----- DATA EXTRACT

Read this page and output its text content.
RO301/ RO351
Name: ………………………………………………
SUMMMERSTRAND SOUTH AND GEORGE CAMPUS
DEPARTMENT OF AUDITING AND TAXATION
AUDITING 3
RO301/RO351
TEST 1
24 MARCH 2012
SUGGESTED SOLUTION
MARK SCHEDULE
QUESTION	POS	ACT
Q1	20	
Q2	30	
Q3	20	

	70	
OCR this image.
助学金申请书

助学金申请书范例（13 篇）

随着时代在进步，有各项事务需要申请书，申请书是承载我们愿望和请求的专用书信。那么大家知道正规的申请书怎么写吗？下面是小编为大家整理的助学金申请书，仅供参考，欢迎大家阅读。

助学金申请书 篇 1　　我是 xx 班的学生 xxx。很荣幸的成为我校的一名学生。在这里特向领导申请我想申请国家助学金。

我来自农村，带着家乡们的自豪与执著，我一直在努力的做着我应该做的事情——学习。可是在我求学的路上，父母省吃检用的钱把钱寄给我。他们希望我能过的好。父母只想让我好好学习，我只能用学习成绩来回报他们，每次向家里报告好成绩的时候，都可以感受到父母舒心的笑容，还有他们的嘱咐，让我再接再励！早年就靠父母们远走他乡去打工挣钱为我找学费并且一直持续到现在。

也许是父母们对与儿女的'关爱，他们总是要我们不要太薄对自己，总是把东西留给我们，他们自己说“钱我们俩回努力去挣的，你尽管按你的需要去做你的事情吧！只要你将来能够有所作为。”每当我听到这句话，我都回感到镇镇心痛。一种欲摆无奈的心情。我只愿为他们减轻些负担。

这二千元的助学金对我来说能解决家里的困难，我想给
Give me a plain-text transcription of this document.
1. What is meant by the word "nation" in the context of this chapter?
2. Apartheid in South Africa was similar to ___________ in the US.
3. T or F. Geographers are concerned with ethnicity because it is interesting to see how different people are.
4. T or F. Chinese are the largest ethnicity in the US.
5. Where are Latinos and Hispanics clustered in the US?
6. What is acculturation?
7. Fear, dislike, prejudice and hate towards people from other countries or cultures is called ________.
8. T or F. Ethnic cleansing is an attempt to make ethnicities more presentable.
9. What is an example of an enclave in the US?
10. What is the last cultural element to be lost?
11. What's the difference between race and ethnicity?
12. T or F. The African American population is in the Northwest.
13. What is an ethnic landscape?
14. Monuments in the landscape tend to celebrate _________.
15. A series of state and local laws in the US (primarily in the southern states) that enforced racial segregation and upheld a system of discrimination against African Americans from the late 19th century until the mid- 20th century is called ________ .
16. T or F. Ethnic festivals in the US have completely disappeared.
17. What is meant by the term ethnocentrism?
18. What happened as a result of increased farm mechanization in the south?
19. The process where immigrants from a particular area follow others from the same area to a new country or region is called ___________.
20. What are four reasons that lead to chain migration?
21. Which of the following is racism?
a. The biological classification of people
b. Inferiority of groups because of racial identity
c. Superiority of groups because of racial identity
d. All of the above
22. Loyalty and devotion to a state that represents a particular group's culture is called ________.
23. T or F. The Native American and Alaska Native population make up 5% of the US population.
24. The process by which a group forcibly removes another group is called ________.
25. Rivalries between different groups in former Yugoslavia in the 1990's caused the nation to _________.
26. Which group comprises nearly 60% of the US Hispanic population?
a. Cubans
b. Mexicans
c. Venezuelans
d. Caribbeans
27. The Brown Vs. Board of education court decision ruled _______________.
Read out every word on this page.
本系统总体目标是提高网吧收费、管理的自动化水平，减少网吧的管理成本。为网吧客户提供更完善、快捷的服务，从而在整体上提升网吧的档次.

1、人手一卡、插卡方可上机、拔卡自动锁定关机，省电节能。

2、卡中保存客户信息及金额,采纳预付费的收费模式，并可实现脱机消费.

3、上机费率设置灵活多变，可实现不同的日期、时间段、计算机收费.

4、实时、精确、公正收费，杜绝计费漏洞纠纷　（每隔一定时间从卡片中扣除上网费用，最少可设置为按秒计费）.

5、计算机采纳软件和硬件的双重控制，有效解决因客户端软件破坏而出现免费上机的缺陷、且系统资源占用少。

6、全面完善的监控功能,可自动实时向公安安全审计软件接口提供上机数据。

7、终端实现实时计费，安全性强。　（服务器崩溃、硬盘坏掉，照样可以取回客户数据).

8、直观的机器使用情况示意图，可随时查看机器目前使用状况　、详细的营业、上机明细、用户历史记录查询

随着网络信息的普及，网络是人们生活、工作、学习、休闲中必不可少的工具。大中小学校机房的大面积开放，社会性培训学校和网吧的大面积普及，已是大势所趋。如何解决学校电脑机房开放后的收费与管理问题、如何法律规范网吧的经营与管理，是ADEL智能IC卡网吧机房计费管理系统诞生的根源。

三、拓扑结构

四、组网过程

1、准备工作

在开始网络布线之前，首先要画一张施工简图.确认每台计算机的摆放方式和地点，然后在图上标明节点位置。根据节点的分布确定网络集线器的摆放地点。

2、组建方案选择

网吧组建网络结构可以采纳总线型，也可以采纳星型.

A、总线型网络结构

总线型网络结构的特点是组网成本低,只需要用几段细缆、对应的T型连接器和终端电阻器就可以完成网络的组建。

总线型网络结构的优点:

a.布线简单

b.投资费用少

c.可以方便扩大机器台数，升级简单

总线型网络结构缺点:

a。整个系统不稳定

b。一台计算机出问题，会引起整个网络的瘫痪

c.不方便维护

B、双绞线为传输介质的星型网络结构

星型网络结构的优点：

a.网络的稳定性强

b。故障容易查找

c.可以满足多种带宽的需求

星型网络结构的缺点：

----------

→ **STATED TASK**: Print exactly the lines from the one with "Read out every word on this page." through the end of the data, inclusive.

→ **THE REPLY**:
Read out every word on this page.
本系统总体目标是提高网吧收费、管理的自动化水平，减少网吧的管理成本。为网吧客户提供更完善、快捷的服务，从而在整体上提升网吧的档次.

1、人手一卡、插卡方可上机、拔卡自动锁定关机，省电节能。

2、卡中保存客户信息及金额,采纳预付费的收费模式，并可实现脱机消费.

3、上机费率设置灵活多变，可实现不同的日期、时间段、计算机收费.

4、实时、精确、公正收费，杜绝计费漏洞纠纷　（每隔一定时间从卡片中扣除上网费用，最少可设置为按秒计费）.

5、计算机采纳软件和硬件的双重控制，有效解决因客户端软件破坏而出现免费上机的缺陷、且系统资源占用少。

6、全面完善的监控功能,可自动实时向公安安全审计软件接口提供上机数据。

7、终端实现实时计费，安全性强。　（服务器崩溃、硬盘坏掉，照样可以取回客户数据).

8、直观的机器使用情况示意图，可随时查看机器目前使用状况　、详细的营业、上机明细、用户历史记录查询

随着网络信息的普及，网络是人们生活、工作、学习、休闲中必不可少的工具。大中小学校机房的大面积开放，社会性培训学校和网吧的大面积普及，已是大势所趋。如何解决学校电脑机房开放后的收费与管理问题、如何法律规范网吧的经营与管理，是ADEL智能IC卡网吧机房计费管理系统诞生的根源。

三、拓扑结构

四、组网过程

1、准备工作

在开始网络布线之前，首先要画一张施工简图.确认每台计算机的摆放方式和地点，然后在图上标明节点位置。根据节点的分布确定网络集线器的摆放地点。

2、组建方案选择

网吧组建网络结构可以采纳总线型，也可以采纳星型.

A、总线型网络结构

总线型网络结构的特点是组网成本低,只需要用几段细缆、对应的T型连接器和终端电阻器就可以完成网络的组建。

总线型网络结构的优点:

a.布线简单

b.投资费用少

c.可以方便扩大机器台数，升级简单

总线型网络结构缺点:

a。整个系统不稳定

b。一台计算机出问题，会引起整个网络的瘫痪

c.不方便维护

B、双绞线为传输介质的星型网络结构

星型网络结构的优点：

a.网络的稳定性强

b。故障容易查找

c.可以满足多种带宽的需求

星型网络结构的缺点：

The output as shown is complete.